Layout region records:
· · · · · · ·

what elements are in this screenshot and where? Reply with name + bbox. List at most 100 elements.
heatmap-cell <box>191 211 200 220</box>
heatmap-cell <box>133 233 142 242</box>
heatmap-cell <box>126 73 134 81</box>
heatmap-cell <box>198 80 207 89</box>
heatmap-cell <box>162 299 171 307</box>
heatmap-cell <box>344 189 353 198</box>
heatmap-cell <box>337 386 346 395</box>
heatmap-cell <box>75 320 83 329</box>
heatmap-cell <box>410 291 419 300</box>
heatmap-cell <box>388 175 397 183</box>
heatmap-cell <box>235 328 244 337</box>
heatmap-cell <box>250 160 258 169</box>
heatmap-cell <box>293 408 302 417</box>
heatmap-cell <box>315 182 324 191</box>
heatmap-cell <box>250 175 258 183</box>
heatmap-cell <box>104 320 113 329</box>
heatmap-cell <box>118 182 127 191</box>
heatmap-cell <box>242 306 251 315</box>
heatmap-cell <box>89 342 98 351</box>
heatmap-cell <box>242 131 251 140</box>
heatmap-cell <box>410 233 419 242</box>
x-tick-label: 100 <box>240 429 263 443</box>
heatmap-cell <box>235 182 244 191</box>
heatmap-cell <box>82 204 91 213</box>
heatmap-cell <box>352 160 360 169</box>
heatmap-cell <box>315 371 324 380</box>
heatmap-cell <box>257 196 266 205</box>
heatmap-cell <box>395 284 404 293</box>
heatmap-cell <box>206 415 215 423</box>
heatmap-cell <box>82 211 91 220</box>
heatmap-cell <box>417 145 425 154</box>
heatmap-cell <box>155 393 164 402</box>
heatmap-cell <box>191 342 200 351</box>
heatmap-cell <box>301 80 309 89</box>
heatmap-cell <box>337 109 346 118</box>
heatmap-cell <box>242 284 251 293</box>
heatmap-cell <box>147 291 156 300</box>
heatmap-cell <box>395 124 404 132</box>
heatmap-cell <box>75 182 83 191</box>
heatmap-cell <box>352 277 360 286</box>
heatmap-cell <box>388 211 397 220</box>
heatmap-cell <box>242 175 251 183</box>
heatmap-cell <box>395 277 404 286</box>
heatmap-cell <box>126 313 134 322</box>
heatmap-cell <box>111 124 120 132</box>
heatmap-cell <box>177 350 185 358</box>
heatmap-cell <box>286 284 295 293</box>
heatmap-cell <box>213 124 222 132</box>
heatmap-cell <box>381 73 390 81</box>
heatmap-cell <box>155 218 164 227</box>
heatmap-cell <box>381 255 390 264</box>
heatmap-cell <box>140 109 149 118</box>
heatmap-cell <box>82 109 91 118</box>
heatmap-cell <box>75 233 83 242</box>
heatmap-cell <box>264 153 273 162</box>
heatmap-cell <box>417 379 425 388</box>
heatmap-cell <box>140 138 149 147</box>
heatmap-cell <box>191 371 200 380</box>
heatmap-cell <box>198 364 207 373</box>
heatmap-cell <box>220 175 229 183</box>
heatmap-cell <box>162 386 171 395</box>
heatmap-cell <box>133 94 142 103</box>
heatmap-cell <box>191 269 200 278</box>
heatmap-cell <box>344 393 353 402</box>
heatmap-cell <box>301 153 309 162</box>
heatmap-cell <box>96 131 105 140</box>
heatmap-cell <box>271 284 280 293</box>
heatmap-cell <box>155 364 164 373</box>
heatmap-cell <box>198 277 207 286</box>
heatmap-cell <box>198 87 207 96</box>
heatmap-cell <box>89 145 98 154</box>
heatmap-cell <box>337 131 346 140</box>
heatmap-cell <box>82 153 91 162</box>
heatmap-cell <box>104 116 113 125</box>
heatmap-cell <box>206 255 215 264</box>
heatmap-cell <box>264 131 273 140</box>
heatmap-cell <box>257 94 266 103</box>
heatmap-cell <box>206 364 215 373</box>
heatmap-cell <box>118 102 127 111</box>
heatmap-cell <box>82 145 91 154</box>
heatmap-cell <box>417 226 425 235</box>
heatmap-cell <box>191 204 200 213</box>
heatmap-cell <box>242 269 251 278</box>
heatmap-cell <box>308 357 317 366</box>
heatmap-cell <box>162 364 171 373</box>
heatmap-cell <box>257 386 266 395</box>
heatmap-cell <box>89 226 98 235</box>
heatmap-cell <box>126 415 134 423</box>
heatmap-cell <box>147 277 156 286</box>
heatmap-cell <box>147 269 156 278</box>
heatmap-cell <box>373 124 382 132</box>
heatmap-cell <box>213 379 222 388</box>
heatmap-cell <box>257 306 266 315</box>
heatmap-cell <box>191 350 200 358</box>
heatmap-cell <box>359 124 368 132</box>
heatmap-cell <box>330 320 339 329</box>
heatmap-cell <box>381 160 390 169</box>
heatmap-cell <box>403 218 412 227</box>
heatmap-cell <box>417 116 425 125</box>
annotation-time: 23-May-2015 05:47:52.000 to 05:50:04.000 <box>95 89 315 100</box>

· · · · · · ·

Copy all of the material above line for line, leaving every character unchanged.

**Answer to the problem**
what elements are in this screenshot and where? Reply with name + bbox. List at most 100 elements.
heatmap-cell <box>191 211 200 220</box>
heatmap-cell <box>133 233 142 242</box>
heatmap-cell <box>126 73 134 81</box>
heatmap-cell <box>198 80 207 89</box>
heatmap-cell <box>162 299 171 307</box>
heatmap-cell <box>344 189 353 198</box>
heatmap-cell <box>337 386 346 395</box>
heatmap-cell <box>75 320 83 329</box>
heatmap-cell <box>410 291 419 300</box>
heatmap-cell <box>388 175 397 183</box>
heatmap-cell <box>235 328 244 337</box>
heatmap-cell <box>250 160 258 169</box>
heatmap-cell <box>293 408 302 417</box>
heatmap-cell <box>315 182 324 191</box>
heatmap-cell <box>250 175 258 183</box>
heatmap-cell <box>104 320 113 329</box>
heatmap-cell <box>118 182 127 191</box>
heatmap-cell <box>242 306 251 315</box>
heatmap-cell <box>89 342 98 351</box>
heatmap-cell <box>242 131 251 140</box>
heatmap-cell <box>410 233 419 242</box>
x-tick-label: 100 <box>240 429 263 443</box>
heatmap-cell <box>235 182 244 191</box>
heatmap-cell <box>82 204 91 213</box>
heatmap-cell <box>352 160 360 169</box>
heatmap-cell <box>315 371 324 380</box>
heatmap-cell <box>257 196 266 205</box>
heatmap-cell <box>395 284 404 293</box>
heatmap-cell <box>206 415 215 423</box>
heatmap-cell <box>82 211 91 220</box>
heatmap-cell <box>417 145 425 154</box>
heatmap-cell <box>155 393 164 402</box>
heatmap-cell <box>191 342 200 351</box>
heatmap-cell <box>301 80 309 89</box>
heatmap-cell <box>337 109 346 118</box>
heatmap-cell <box>242 284 251 293</box>
heatmap-cell <box>147 291 156 300</box>
heatmap-cell <box>395 124 404 132</box>
heatmap-cell <box>75 182 83 191</box>
heatmap-cell <box>352 277 360 286</box>
heatmap-cell <box>388 211 397 220</box>
heatmap-cell <box>242 175 251 183</box>
heatmap-cell <box>395 277 404 286</box>
heatmap-cell <box>126 313 134 322</box>
heatmap-cell <box>111 124 120 132</box>
heatmap-cell <box>177 350 185 358</box>
heatmap-cell <box>286 284 295 293</box>
heatmap-cell <box>213 124 222 132</box>
heatmap-cell <box>381 73 390 81</box>
heatmap-cell <box>155 218 164 227</box>
heatmap-cell <box>381 255 390 264</box>
heatmap-cell <box>140 109 149 118</box>
heatmap-cell <box>82 109 91 118</box>
heatmap-cell <box>75 233 83 242</box>
heatmap-cell <box>264 153 273 162</box>
heatmap-cell <box>417 379 425 388</box>
heatmap-cell <box>140 138 149 147</box>
heatmap-cell <box>191 371 200 380</box>
heatmap-cell <box>198 364 207 373</box>
heatmap-cell <box>220 175 229 183</box>
heatmap-cell <box>162 386 171 395</box>
heatmap-cell <box>133 94 142 103</box>
heatmap-cell <box>191 269 200 278</box>
heatmap-cell <box>344 393 353 402</box>
heatmap-cell <box>301 153 309 162</box>
heatmap-cell <box>96 131 105 140</box>
heatmap-cell <box>271 284 280 293</box>
heatmap-cell <box>155 364 164 373</box>
heatmap-cell <box>198 277 207 286</box>
heatmap-cell <box>198 87 207 96</box>
heatmap-cell <box>89 145 98 154</box>
heatmap-cell <box>337 131 346 140</box>
heatmap-cell <box>82 153 91 162</box>
heatmap-cell <box>104 116 113 125</box>
heatmap-cell <box>206 255 215 264</box>
heatmap-cell <box>264 131 273 140</box>
heatmap-cell <box>257 94 266 103</box>
heatmap-cell <box>206 364 215 373</box>
heatmap-cell <box>118 102 127 111</box>
heatmap-cell <box>82 145 91 154</box>
heatmap-cell <box>417 226 425 235</box>
heatmap-cell <box>191 204 200 213</box>
heatmap-cell <box>242 269 251 278</box>
heatmap-cell <box>308 357 317 366</box>
heatmap-cell <box>162 364 171 373</box>
heatmap-cell <box>257 386 266 395</box>
heatmap-cell <box>89 226 98 235</box>
heatmap-cell <box>126 415 134 423</box>
heatmap-cell <box>147 277 156 286</box>
heatmap-cell <box>147 269 156 278</box>
heatmap-cell <box>373 124 382 132</box>
heatmap-cell <box>213 379 222 388</box>
heatmap-cell <box>257 306 266 315</box>
heatmap-cell <box>191 350 200 358</box>
heatmap-cell <box>359 124 368 132</box>
heatmap-cell <box>330 320 339 329</box>
heatmap-cell <box>381 160 390 169</box>
heatmap-cell <box>403 218 412 227</box>
heatmap-cell <box>417 116 425 125</box>
annotation-time: 23-May-2015 05:47:52.000 to 05:50:04.000 <box>95 89 315 100</box>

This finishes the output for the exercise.